● Do this:
Write each line out exactly, leaving none out.

● Extracted entries:
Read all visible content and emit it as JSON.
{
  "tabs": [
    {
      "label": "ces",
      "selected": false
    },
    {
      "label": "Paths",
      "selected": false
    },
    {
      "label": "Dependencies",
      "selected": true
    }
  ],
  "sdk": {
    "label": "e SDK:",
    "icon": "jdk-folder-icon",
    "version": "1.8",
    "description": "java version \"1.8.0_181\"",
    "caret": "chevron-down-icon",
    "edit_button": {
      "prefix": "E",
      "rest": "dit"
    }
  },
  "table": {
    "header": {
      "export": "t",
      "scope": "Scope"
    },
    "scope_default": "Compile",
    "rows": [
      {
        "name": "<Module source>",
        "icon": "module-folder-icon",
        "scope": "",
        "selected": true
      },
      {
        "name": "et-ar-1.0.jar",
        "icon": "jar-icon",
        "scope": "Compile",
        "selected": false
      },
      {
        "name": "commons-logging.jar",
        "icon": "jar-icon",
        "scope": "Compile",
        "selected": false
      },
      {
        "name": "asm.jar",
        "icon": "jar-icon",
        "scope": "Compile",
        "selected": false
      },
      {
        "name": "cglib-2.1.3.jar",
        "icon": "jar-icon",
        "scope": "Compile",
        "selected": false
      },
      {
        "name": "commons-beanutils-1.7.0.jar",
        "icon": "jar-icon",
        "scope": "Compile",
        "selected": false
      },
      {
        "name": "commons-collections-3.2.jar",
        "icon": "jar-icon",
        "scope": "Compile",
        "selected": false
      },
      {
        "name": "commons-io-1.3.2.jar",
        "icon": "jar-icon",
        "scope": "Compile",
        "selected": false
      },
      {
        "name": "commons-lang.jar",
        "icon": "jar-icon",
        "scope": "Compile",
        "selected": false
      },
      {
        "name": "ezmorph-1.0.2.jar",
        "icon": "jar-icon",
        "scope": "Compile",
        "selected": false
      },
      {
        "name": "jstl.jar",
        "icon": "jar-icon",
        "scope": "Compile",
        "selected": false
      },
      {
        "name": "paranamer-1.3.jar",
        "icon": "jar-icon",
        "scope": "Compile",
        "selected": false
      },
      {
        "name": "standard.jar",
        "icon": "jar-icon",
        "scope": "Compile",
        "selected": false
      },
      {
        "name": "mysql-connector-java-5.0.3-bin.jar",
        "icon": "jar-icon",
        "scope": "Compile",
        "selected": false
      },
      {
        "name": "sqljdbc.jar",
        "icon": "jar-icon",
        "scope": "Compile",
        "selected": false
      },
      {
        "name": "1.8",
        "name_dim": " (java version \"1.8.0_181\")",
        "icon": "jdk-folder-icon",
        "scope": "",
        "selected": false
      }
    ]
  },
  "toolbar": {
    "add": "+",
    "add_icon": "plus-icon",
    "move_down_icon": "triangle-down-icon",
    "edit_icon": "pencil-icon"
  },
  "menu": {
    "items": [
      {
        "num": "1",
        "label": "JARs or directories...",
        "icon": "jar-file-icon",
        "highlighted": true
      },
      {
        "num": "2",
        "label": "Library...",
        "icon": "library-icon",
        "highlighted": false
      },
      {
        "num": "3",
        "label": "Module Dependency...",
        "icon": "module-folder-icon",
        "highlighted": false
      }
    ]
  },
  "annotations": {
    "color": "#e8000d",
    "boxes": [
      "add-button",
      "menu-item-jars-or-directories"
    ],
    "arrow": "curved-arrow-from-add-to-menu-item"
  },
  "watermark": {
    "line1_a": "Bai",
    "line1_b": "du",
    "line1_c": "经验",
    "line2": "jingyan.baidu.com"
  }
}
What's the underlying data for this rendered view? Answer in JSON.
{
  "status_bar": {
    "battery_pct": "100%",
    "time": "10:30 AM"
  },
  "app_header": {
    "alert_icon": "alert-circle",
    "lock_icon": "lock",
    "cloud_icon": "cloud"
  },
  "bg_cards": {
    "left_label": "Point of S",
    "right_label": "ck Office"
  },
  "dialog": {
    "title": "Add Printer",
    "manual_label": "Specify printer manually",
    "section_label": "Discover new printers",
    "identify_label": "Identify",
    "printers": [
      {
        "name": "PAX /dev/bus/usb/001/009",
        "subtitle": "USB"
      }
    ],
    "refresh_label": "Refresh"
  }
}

● Full output:
Read all visible content and emit it as JSON.
{
  "tabs": [
    {
      "label": "ces",
      "selected": false
    },
    {
      "label": "Paths",
      "selected": false
    },
    {
      "label": "Dependencies",
      "selected": true
    }
  ],
  "sdk": {
    "label": "e SDK:",
    "icon": "jdk-folder-icon",
    "version": "1.8",
    "description": "java version \"1.8.0_181\"",
    "caret": "chevron-down-icon",
    "edit_button": {
      "prefix": "E",
      "rest": "dit"
    }
  },
  "table": {
    "header": {
      "export": "t",
      "scope": "Scope"
    },
    "scope_default": "Compile",
    "rows": [
      {
        "name": "<Module source>",
        "icon": "module-folder-icon",
        "scope": "",
        "selected": true
      },
      {
        "name": "et-ar-1.0.jar",
        "icon": "jar-icon",
        "scope": "Compile",
        "selected": false
      },
      {
        "name": "commons-logging.jar",
        "icon": "jar-icon",
        "scope": "Compile",
        "selected": false
      },
      {
        "name": "asm.jar",
        "icon": "jar-icon",
        "scope": "Compile",
        "selected": false
      },
      {
        "name": "cglib-2.1.3.jar",
        "icon": "jar-icon",
        "scope": "Compile",
        "selected": false
      },
      {
        "name": "commons-beanutils-1.7.0.jar",
        "icon": "jar-icon",
        "scope": "Compile",
        "selected": false
      },
      {
        "name": "commons-collections-3.2.jar",
        "icon": "jar-icon",
        "scope": "Compile",
        "selected": false
      },
      {
        "name": "commons-io-1.3.2.jar",
        "icon": "jar-icon",
        "scope": "Compile",
        "selected": false
      },
      {
        "name": "commons-lang.jar",
        "icon": "jar-icon",
        "scope": "Compile",
        "selected": false
      },
      {
        "name": "ezmorph-1.0.2.jar",
        "icon": "jar-icon",
        "scope": "Compile",
        "selected": false
      },
      {
        "name": "jstl.jar",
        "icon": "jar-icon",
        "scope": "Compile",
        "selected": false
      },
      {
        "name": "paranamer-1.3.jar",
        "icon": "jar-icon",
        "scope": "Compile",
        "selected": false
      },
      {
        "name": "standard.jar",
        "icon": "jar-icon",
        "scope": "Compile",
        "selected": false
      },
      {
        "name": "mysql-connector-java-5.0.3-bin.jar",
        "icon": "jar-icon",
        "scope": "Compile",
        "selected": false
      },
      {
        "name": "sqljdbc.jar",
        "icon": "jar-icon",
        "scope": "Compile",
        "selected": false
      },
      {
        "name": "1.8",
        "name_dim": " (java version \"1.8.0_181\")",
        "icon": "jdk-folder-icon",
        "scope": "",
        "selected": false
      }
    ]
  },
  "toolbar": {
    "add": "+",
    "add_icon": "plus-icon",
    "move_down_icon": "triangle-down-icon",
    "edit_icon": "pencil-icon"
  },
  "menu": {
    "items": [
      {
        "num": "1",
        "label": "JARs or directories...",
        "icon": "jar-file-icon",
        "highlighted": true
      },
      {
        "num": "2",
        "label": "Library...",
        "icon": "library-icon",
        "highlighted": false
      },
      {
        "num": "3",
        "label": "Module Dependency...",
        "icon": "module-folder-icon",
        "highlighted": false
      }
    ]
  },
  "annotations": {
    "color": "#e8000d",
    "boxes": [
      "add-button",
      "menu-item-jars-or-directories"
    ],
    "arrow": "curved-arrow-from-add-to-menu-item"
  },
  "watermark": {
    "line1_a": "Bai",
    "line1_b": "du",
    "line1_c": "经验",
    "line2": "jingyan.baidu.com"
  }
}
What's the underlying data for this rendered view? Answer in JSON.
{
  "status_bar": {
    "battery_pct": "100%",
    "time": "10:30 AM"
  },
  "app_header": {
    "alert_icon": "alert-circle",
    "lock_icon": "lock",
    "cloud_icon": "cloud"
  },
  "bg_cards": {
    "left_label": "Point of S",
    "right_label": "ck Office"
  },
  "dialog": {
    "title": "Add Printer",
    "manual_label": "Specify printer manually",
    "section_label": "Discover new printers",
    "identify_label": "Identify",
    "printers": [
      {
        "name": "PAX /dev/bus/usb/001/009",
        "subtitle": "USB"
      }
    ],
    "refresh_label": "Refresh"
  }
}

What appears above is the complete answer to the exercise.